(Figure record extracts)

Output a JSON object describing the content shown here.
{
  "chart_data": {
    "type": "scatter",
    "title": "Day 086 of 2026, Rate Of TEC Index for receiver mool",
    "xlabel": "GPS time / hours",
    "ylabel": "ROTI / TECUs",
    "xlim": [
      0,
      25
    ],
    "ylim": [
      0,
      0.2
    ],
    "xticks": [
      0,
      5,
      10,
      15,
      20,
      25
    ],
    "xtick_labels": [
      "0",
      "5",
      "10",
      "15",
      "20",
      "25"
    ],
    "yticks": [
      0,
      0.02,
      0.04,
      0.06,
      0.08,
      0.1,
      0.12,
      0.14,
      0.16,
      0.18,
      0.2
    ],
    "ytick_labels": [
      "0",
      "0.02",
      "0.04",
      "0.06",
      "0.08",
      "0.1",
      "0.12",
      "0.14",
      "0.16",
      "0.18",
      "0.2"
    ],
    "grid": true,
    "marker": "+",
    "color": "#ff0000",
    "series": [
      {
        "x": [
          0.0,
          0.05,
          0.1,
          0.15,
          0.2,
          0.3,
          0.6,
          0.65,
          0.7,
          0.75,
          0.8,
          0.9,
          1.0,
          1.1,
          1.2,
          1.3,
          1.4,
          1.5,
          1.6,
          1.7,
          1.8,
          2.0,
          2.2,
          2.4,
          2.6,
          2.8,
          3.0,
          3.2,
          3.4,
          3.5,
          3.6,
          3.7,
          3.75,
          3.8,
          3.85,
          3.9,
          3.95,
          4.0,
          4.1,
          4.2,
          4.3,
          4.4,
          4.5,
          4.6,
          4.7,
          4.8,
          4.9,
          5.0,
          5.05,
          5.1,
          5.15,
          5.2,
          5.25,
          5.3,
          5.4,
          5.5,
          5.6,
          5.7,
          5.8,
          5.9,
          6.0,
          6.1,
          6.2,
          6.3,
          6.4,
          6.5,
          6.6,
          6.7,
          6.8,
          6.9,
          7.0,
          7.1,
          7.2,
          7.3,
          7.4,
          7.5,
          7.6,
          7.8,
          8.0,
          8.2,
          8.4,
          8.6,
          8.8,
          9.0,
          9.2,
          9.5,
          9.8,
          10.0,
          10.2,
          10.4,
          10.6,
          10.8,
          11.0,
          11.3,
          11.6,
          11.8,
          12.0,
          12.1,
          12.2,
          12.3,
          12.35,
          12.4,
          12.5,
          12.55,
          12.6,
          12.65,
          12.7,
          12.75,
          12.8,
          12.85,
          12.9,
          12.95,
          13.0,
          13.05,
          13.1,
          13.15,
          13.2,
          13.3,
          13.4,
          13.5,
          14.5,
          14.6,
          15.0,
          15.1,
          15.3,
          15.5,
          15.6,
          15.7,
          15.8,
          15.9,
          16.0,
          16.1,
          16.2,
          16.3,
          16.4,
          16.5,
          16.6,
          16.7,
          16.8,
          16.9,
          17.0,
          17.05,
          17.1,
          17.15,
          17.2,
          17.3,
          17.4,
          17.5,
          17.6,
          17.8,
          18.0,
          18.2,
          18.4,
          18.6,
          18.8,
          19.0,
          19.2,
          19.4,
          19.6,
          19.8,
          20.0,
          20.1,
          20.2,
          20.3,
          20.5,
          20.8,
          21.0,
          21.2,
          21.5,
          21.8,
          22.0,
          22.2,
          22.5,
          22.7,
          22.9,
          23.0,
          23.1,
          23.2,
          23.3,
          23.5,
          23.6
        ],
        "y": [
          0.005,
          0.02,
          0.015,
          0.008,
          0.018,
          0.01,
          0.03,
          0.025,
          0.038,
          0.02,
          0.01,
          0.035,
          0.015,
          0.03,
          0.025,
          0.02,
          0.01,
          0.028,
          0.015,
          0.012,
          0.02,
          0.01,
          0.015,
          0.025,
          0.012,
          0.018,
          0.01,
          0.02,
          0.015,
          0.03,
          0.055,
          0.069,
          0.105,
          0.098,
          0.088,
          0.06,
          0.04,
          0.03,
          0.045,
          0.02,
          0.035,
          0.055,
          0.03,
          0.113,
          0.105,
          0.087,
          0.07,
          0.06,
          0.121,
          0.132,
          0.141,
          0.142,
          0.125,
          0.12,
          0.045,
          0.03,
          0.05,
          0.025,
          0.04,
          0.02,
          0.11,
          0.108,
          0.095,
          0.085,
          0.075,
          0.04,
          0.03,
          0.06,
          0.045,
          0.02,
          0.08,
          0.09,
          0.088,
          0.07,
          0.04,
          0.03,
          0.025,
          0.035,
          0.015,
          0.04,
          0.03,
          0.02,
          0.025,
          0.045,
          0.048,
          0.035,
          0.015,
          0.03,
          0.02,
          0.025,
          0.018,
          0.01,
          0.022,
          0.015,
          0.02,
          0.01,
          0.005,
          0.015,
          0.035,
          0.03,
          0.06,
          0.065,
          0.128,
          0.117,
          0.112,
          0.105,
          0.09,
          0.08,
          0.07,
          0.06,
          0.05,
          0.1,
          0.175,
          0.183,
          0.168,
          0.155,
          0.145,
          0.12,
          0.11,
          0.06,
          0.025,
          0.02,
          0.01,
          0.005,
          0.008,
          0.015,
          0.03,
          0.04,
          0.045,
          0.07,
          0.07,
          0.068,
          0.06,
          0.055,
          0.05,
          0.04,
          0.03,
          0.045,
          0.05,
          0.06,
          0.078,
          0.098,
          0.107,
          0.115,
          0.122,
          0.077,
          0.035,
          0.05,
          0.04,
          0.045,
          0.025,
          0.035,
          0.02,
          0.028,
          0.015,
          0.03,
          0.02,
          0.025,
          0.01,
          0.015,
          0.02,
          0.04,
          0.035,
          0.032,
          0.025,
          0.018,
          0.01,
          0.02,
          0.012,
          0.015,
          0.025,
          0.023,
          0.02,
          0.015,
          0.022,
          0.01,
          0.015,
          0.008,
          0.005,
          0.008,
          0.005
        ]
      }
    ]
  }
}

Requirement: The lines above should be duplicated exactly.

Answer to the problem:
Output a JSON object describing the content shown here.
{
  "chart_data": {
    "type": "scatter",
    "title": "Day 086 of 2026, Rate Of TEC Index for receiver mool",
    "xlabel": "GPS time / hours",
    "ylabel": "ROTI / TECUs",
    "xlim": [
      0,
      25
    ],
    "ylim": [
      0,
      0.2
    ],
    "xticks": [
      0,
      5,
      10,
      15,
      20,
      25
    ],
    "xtick_labels": [
      "0",
      "5",
      "10",
      "15",
      "20",
      "25"
    ],
    "yticks": [
      0,
      0.02,
      0.04,
      0.06,
      0.08,
      0.1,
      0.12,
      0.14,
      0.16,
      0.18,
      0.2
    ],
    "ytick_labels": [
      "0",
      "0.02",
      "0.04",
      "0.06",
      "0.08",
      "0.1",
      "0.12",
      "0.14",
      "0.16",
      "0.18",
      "0.2"
    ],
    "grid": true,
    "marker": "+",
    "color": "#ff0000",
    "series": [
      {
        "x": [
          0.0,
          0.05,
          0.1,
          0.15,
          0.2,
          0.3,
          0.6,
          0.65,
          0.7,
          0.75,
          0.8,
          0.9,
          1.0,
          1.1,
          1.2,
          1.3,
          1.4,
          1.5,
          1.6,
          1.7,
          1.8,
          2.0,
          2.2,
          2.4,
          2.6,
          2.8,
          3.0,
          3.2,
          3.4,
          3.5,
          3.6,
          3.7,
          3.75,
          3.8,
          3.85,
          3.9,
          3.95,
          4.0,
          4.1,
          4.2,
          4.3,
          4.4,
          4.5,
          4.6,
          4.7,
          4.8,
          4.9,
          5.0,
          5.05,
          5.1,
          5.15,
          5.2,
          5.25,
          5.3,
          5.4,
          5.5,
          5.6,
          5.7,
          5.8,
          5.9,
          6.0,
          6.1,
          6.2,
          6.3,
          6.4,
          6.5,
          6.6,
          6.7,
          6.8,
          6.9,
          7.0,
          7.1,
          7.2,
          7.3,
          7.4,
          7.5,
          7.6,
          7.8,
          8.0,
          8.2,
          8.4,
          8.6,
          8.8,
          9.0,
          9.2,
          9.5,
          9.8,
          10.0,
          10.2,
          10.4,
          10.6,
          10.8,
          11.0,
          11.3,
          11.6,
          11.8,
          12.0,
          12.1,
          12.2,
          12.3,
          12.35,
          12.4,
          12.5,
          12.55,
          12.6,
          12.65,
          12.7,
          12.75,
          12.8,
          12.85,
          12.9,
          12.95,
          13.0,
          13.05,
          13.1,
          13.15,
          13.2,
          13.3,
          13.4,
          13.5,
          14.5,
          14.6,
          15.0,
          15.1,
          15.3,
          15.5,
          15.6,
          15.7,
          15.8,
          15.9,
          16.0,
          16.1,
          16.2,
          16.3,
          16.4,
          16.5,
          16.6,
          16.7,
          16.8,
          16.9,
          17.0,
          17.05,
          17.1,
          17.15,
          17.2,
          17.3,
          17.4,
          17.5,
          17.6,
          17.8,
          18.0,
          18.2,
          18.4,
          18.6,
          18.8,
          19.0,
          19.2,
          19.4,
          19.6,
          19.8,
          20.0,
          20.1,
          20.2,
          20.3,
          20.5,
          20.8,
          21.0,
          21.2,
          21.5,
          21.8,
          22.0,
          22.2,
          22.5,
          22.7,
          22.9,
          23.0,
          23.1,
          23.2,
          23.3,
          23.5,
          23.6
        ],
        "y": [
          0.005,
          0.02,
          0.015,
          0.008,
          0.018,
          0.01,
          0.03,
          0.025,
          0.038,
          0.02,
          0.01,
          0.035,
          0.015,
          0.03,
          0.025,
          0.02,
          0.01,
          0.028,
          0.015,
          0.012,
          0.02,
          0.01,
          0.015,
          0.025,
          0.012,
          0.018,
          0.01,
          0.02,
          0.015,
          0.03,
          0.055,
          0.069,
          0.105,
          0.098,
          0.088,
          0.06,
          0.04,
          0.03,
          0.045,
          0.02,
          0.035,
          0.055,
          0.03,
          0.113,
          0.105,
          0.087,
          0.07,
          0.06,
          0.121,
          0.132,
          0.141,
          0.142,
          0.125,
          0.12,
          0.045,
          0.03,
          0.05,
          0.025,
          0.04,
          0.02,
          0.11,
          0.108,
          0.095,
          0.085,
          0.075,
          0.04,
          0.03,
          0.06,
          0.045,
          0.02,
          0.08,
          0.09,
          0.088,
          0.07,
          0.04,
          0.03,
          0.025,
          0.035,
          0.015,
          0.04,
          0.03,
          0.02,
          0.025,
          0.045,
          0.048,
          0.035,
          0.015,
          0.03,
          0.02,
          0.025,
          0.018,
          0.01,
          0.022,
          0.015,
          0.02,
          0.01,
          0.005,
          0.015,
          0.035,
          0.03,
          0.06,
          0.065,
          0.128,
          0.117,
          0.112,
          0.105,
          0.09,
          0.08,
          0.07,
          0.06,
          0.05,
          0.1,
          0.175,
          0.183,
          0.168,
          0.155,
          0.145,
          0.12,
          0.11,
          0.06,
          0.025,
          0.02,
          0.01,
          0.005,
          0.008,
          0.015,
          0.03,
          0.04,
          0.045,
          0.07,
          0.07,
          0.068,
          0.06,
          0.055,
          0.05,
          0.04,
          0.03,
          0.045,
          0.05,
          0.06,
          0.078,
          0.098,
          0.107,
          0.115,
          0.122,
          0.077,
          0.035,
          0.05,
          0.04,
          0.045,
          0.025,
          0.035,
          0.02,
          0.028,
          0.015,
          0.03,
          0.02,
          0.025,
          0.01,
          0.015,
          0.02,
          0.04,
          0.035,
          0.032,
          0.025,
          0.018,
          0.01,
          0.02,
          0.012,
          0.015,
          0.025,
          0.023,
          0.02,
          0.015,
          0.022,
          0.01,
          0.015,
          0.008,
          0.005,
          0.008,
          0.005
        ]
      }
    ]
  }
}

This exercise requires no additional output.